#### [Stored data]
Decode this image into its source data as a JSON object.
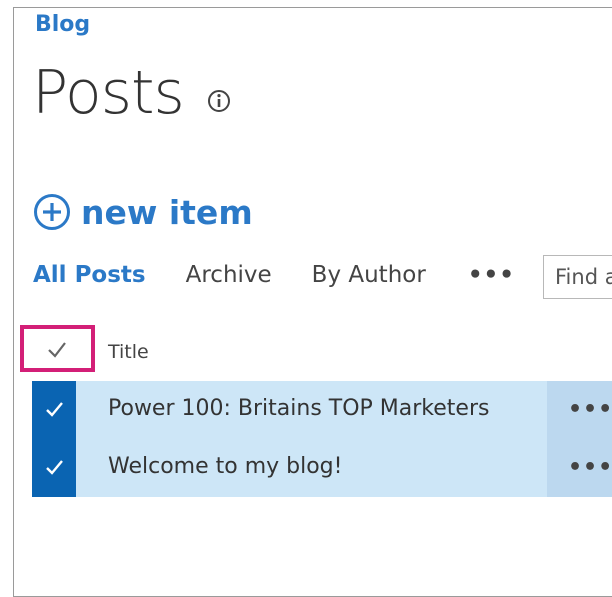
{
  "breadcrumb": {
    "label": "Blog"
  },
  "page": {
    "title": "Posts",
    "info_icon": "info-icon"
  },
  "toolbar": {
    "new_item_label": "new item",
    "new_item_icon": "circle-plus-icon"
  },
  "views": {
    "items": [
      {
        "label": "All Posts",
        "active": true
      },
      {
        "label": "Archive",
        "active": false
      },
      {
        "label": "By Author",
        "active": false
      }
    ],
    "more_label": "•••"
  },
  "search": {
    "placeholder": "Find a"
  },
  "list": {
    "columns": {
      "title": "Title"
    },
    "select_all_icon": "checkmark-icon",
    "highlight_color": "#d31f77",
    "rows": [
      {
        "title": "Power 100: Britains TOP Marketers",
        "selected": true,
        "menu_label": "•••"
      },
      {
        "title": "Welcome to my blog!",
        "selected": true,
        "menu_label": "•••"
      }
    ]
  },
  "colors": {
    "accent": "#2b79c7",
    "selected_row": "#cde6f7",
    "selected_marker": "#0a64b2"
  }
}
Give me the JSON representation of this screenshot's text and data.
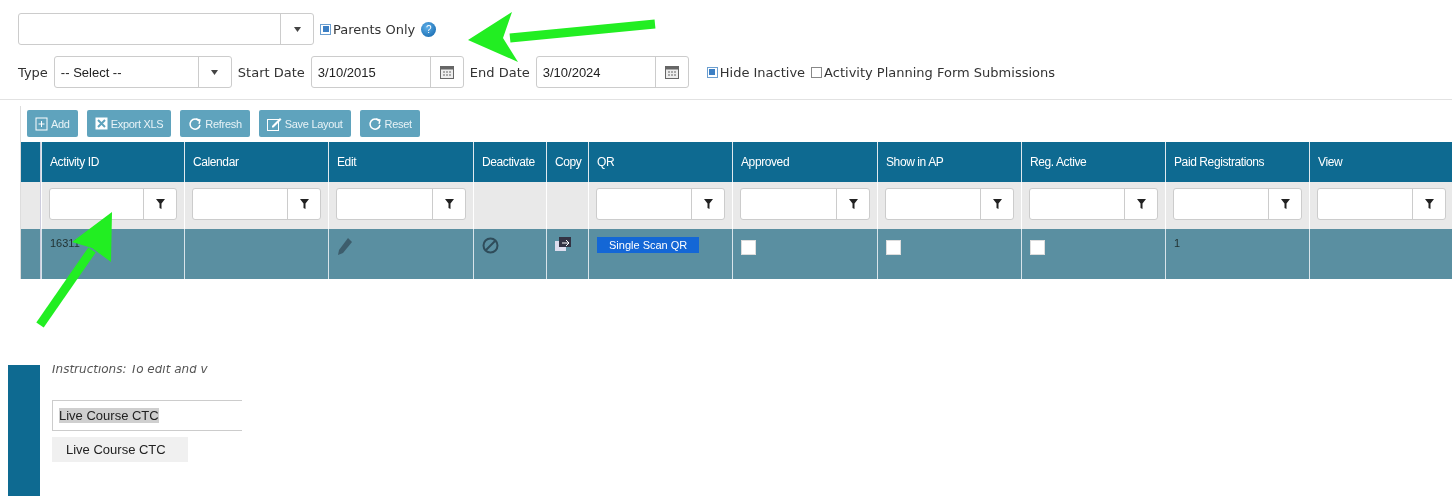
{
  "filters": {
    "parents_only": {
      "label": "Parents Only",
      "checked": true,
      "help": "?"
    },
    "type": {
      "label": "Type",
      "value": "-- Select --"
    },
    "start_date": {
      "label": "Start Date",
      "value": "3/10/2015"
    },
    "end_date": {
      "label": "End Date",
      "value": "3/10/2024"
    },
    "checkboxes": [
      {
        "label": "Hide Inactive",
        "checked": true
      },
      {
        "label": "Activity Planning Form Submissions",
        "checked": false
      }
    ]
  },
  "toolbar": [
    {
      "label": "Add"
    },
    {
      "label": "Export XLS"
    },
    {
      "label": "Refresh"
    },
    {
      "label": "Save Layout"
    },
    {
      "label": "Reset"
    }
  ],
  "table": {
    "columns": [
      {
        "label": "Activity ID",
        "filter": true
      },
      {
        "label": "Calendar",
        "filter": true
      },
      {
        "label": "Edit",
        "filter": true
      },
      {
        "label": "Deactivate",
        "filter": false
      },
      {
        "label": "Copy",
        "filter": false
      },
      {
        "label": "QR",
        "filter": true
      },
      {
        "label": "Approved",
        "filter": true
      },
      {
        "label": "Show in AP",
        "filter": true
      },
      {
        "label": "Reg. Active",
        "filter": true
      },
      {
        "label": "Paid Registrations",
        "filter": true
      },
      {
        "label": "View",
        "filter": true
      }
    ],
    "rows": [
      {
        "cells": [
          {
            "kind": "text",
            "text": "16311"
          },
          {
            "kind": "text",
            "text": ""
          },
          {
            "kind": "edit"
          },
          {
            "kind": "deactivate"
          },
          {
            "kind": "copy"
          },
          {
            "kind": "button",
            "text": "Single Scan QR"
          },
          {
            "kind": "checkbox",
            "checked": false
          },
          {
            "kind": "checkbox",
            "checked": false
          },
          {
            "kind": "checkbox",
            "checked": false
          },
          {
            "kind": "text",
            "text": "1"
          },
          {
            "kind": "text",
            "text": ""
          }
        ]
      }
    ]
  },
  "inset": {
    "instructions": "Instructions: To edit and v",
    "course_field": {
      "value": "Live Course CTC"
    },
    "dropdown": [
      {
        "label": "Live Course CTC",
        "selected": true
      }
    ]
  }
}
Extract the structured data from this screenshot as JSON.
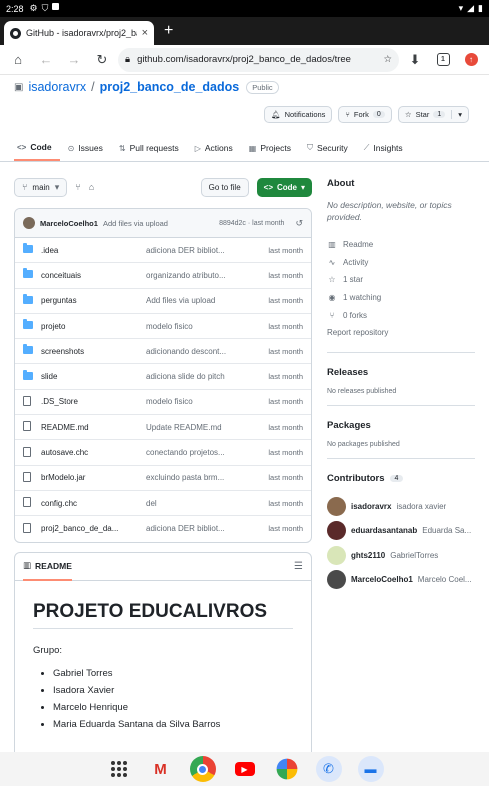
{
  "status": {
    "time": "2:28"
  },
  "tab": {
    "title": "GitHub - isadoravrx/proj2_ba",
    "close": "×",
    "new": "+"
  },
  "toolbar": {
    "url": "github.com/isadoravrx/proj2_banco_de_dados/tree",
    "tab_count": "1"
  },
  "repo": {
    "owner": "isadoravrx",
    "separator": "/",
    "name": "proj2_banco_de_dados",
    "visibility": "Public"
  },
  "actions": {
    "notifications": "Notifications",
    "fork": "Fork",
    "fork_count": "0",
    "star": "Star",
    "star_count": "1"
  },
  "nav_tabs": [
    "Code",
    "Issues",
    "Pull requests",
    "Actions",
    "Projects",
    "Security",
    "Insights"
  ],
  "branch": {
    "name": "main",
    "goto": "Go to file",
    "code": "Code"
  },
  "commit": {
    "author": "MarceloCoelho1",
    "message": "Add files via upload",
    "sha": "8894d2c · last month"
  },
  "files": [
    {
      "name": ".idea",
      "msg": "adiciona DER bibliot...",
      "age": "last month",
      "type": "folder"
    },
    {
      "name": "conceituais",
      "msg": "organizando atributo...",
      "age": "last month",
      "type": "folder"
    },
    {
      "name": "perguntas",
      "msg": "Add files via upload",
      "age": "last month",
      "type": "folder"
    },
    {
      "name": "projeto",
      "msg": "modelo fisico",
      "age": "last month",
      "type": "folder"
    },
    {
      "name": "screenshots",
      "msg": "adicionando descont...",
      "age": "last month",
      "type": "folder"
    },
    {
      "name": "slide",
      "msg": "adiciona slide do pitch",
      "age": "last month",
      "type": "folder"
    },
    {
      "name": ".DS_Store",
      "msg": "modelo fisico",
      "age": "last month",
      "type": "file"
    },
    {
      "name": "README.md",
      "msg": "Update README.md",
      "age": "last month",
      "type": "file"
    },
    {
      "name": "autosave.chc",
      "msg": "conectando projetos...",
      "age": "last month",
      "type": "file"
    },
    {
      "name": "brModelo.jar",
      "msg": "excluindo pasta brm...",
      "age": "last month",
      "type": "file"
    },
    {
      "name": "config.chc",
      "msg": "del",
      "age": "last month",
      "type": "file"
    },
    {
      "name": "proj2_banco_de_da...",
      "msg": "adiciona DER bibliot...",
      "age": "last month",
      "type": "file"
    }
  ],
  "readme": {
    "label": "README",
    "heading": "PROJETO EDUCALIVROS",
    "intro": "Grupo:",
    "members": [
      "Gabriel Torres",
      "Isadora Xavier",
      "Marcelo Henrique",
      "Maria Eduarda Santana da Silva Barros"
    ]
  },
  "about": {
    "title": "About",
    "description": "No description, website, or topics provided.",
    "readme": "Readme",
    "activity": "Activity",
    "stars": "1 star",
    "watching": "1 watching",
    "forks": "0 forks",
    "report": "Report repository"
  },
  "releases": {
    "title": "Releases",
    "text": "No releases published"
  },
  "packages": {
    "title": "Packages",
    "text": "No packages published"
  },
  "contributors": {
    "title": "Contributors",
    "count": "4",
    "list": [
      {
        "login": "isadoravrx",
        "name": "isadora xavier",
        "color": "#8a6a4e"
      },
      {
        "login": "eduardasantanab",
        "name": "Eduarda Sa...",
        "color": "#5a2a2a"
      },
      {
        "login": "ghts2110",
        "name": "GabrielTorres",
        "color": "#d9e6b8"
      },
      {
        "login": "MarceloCoelho1",
        "name": "Marcelo Coel...",
        "color": "#4a4a4a"
      }
    ]
  },
  "colors": {
    "accent": "#0969da",
    "green": "#1f883d",
    "tab_underline": "#fd8c73"
  }
}
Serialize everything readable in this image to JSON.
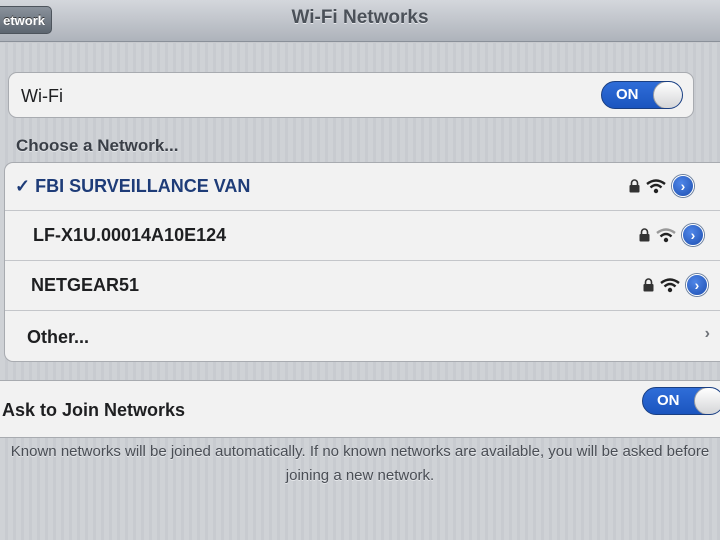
{
  "nav": {
    "back_label": "etwork",
    "title": "Wi-Fi Networks"
  },
  "wifi": {
    "label": "Wi-Fi",
    "toggle_label": "ON"
  },
  "choose": {
    "header": "Choose a Network..."
  },
  "networks": [
    {
      "name": "✓ FBI SURVEILLANCE VAN",
      "secured": true,
      "selected": true,
      "detail_icon": "chevron-right-circle-icon"
    },
    {
      "name": "LF-X1U.00014A10E124",
      "secured": true,
      "selected": false,
      "detail_icon": "chevron-right-circle-icon"
    },
    {
      "name": "NETGEAR51",
      "secured": true,
      "selected": false,
      "detail_icon": "chevron-right-circle-icon"
    }
  ],
  "other": {
    "label": "Other...",
    "chevron": "›"
  },
  "ask": {
    "label": "Ask to Join Networks",
    "toggle_label": "ON"
  },
  "footer": {
    "text": "Known networks will be joined automatically. If no known networks are available, you will be asked before joining a new network."
  },
  "colors": {
    "accent": "#1b55bf",
    "network_selected": "#1e3c78"
  }
}
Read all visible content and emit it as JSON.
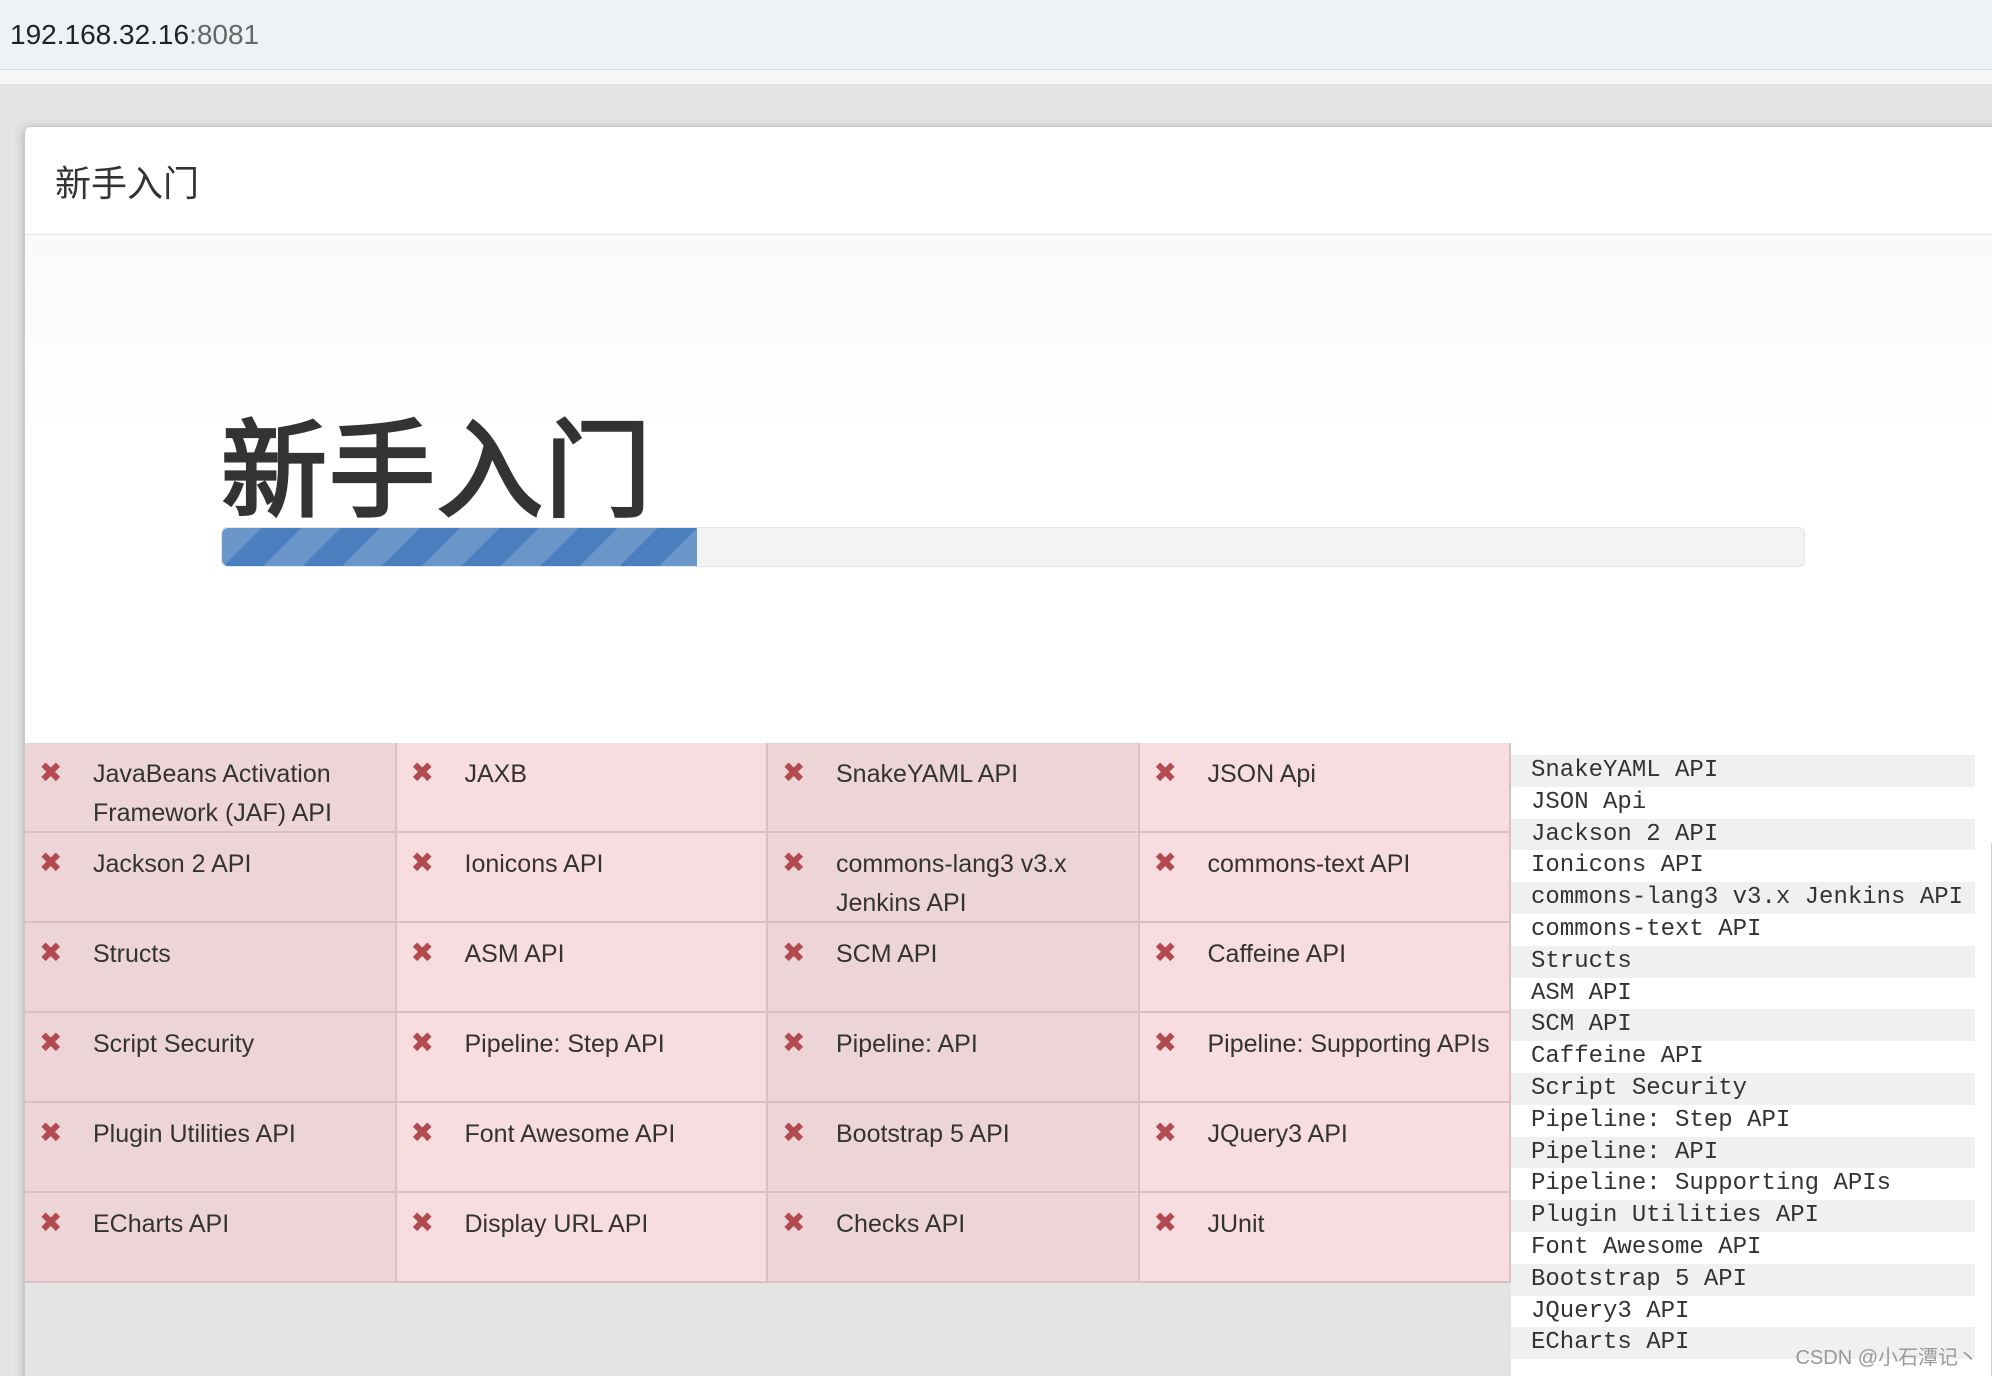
{
  "address": {
    "host": "192.168.32.16",
    "port": ":8081"
  },
  "modal": {
    "header_title": "新手入门",
    "hero_title": "新手入门",
    "progress_percent": 30
  },
  "plugins": [
    "JavaBeans Activation Framework (JAF) API",
    "JAXB",
    "SnakeYAML API",
    "JSON Api",
    "Jackson 2 API",
    "Ionicons API",
    "commons-lang3 v3.x Jenkins API",
    "commons-text API",
    "Structs",
    "ASM API",
    "SCM API",
    "Caffeine API",
    "Script Security",
    "Pipeline: Step API",
    "Pipeline: API",
    "Pipeline: Supporting APIs",
    "Plugin Utilities API",
    "Font Awesome API",
    "Bootstrap 5 API",
    "JQuery3 API",
    "ECharts API",
    "Display URL API",
    "Checks API",
    "JUnit"
  ],
  "failed_icon": "✖",
  "log_lines": [
    "SnakeYAML API",
    "JSON Api",
    "Jackson 2 API",
    "Ionicons API",
    "commons-lang3 v3.x Jenkins API",
    "commons-text API",
    "Structs",
    "ASM API",
    "SCM API",
    "Caffeine API",
    "Script Security",
    "Pipeline: Step API",
    "Pipeline: API",
    "Pipeline: Supporting APIs",
    "Plugin Utilities API",
    "Font Awesome API",
    "Bootstrap 5 API",
    "JQuery3 API",
    "ECharts API"
  ],
  "watermark": "CSDN @小石潭记丶",
  "colors": {
    "progress": "#4a7fbf",
    "failed": "#b34a4f",
    "cell_bg": "#f8dde0"
  }
}
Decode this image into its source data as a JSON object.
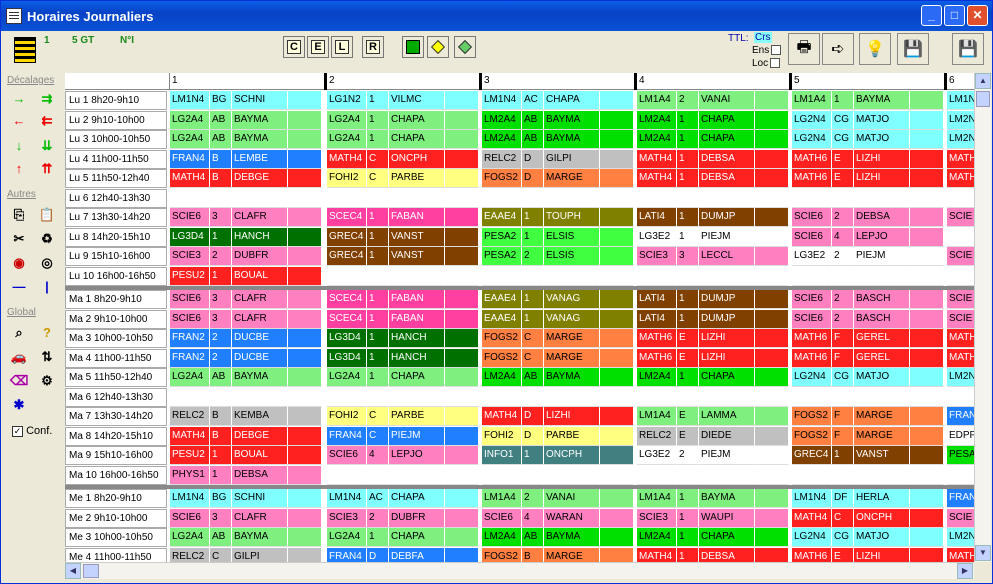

#### [Task goal]
Work out how many lines of the material above contain the word "login", then give only that figure.

#### [Problem solution]
4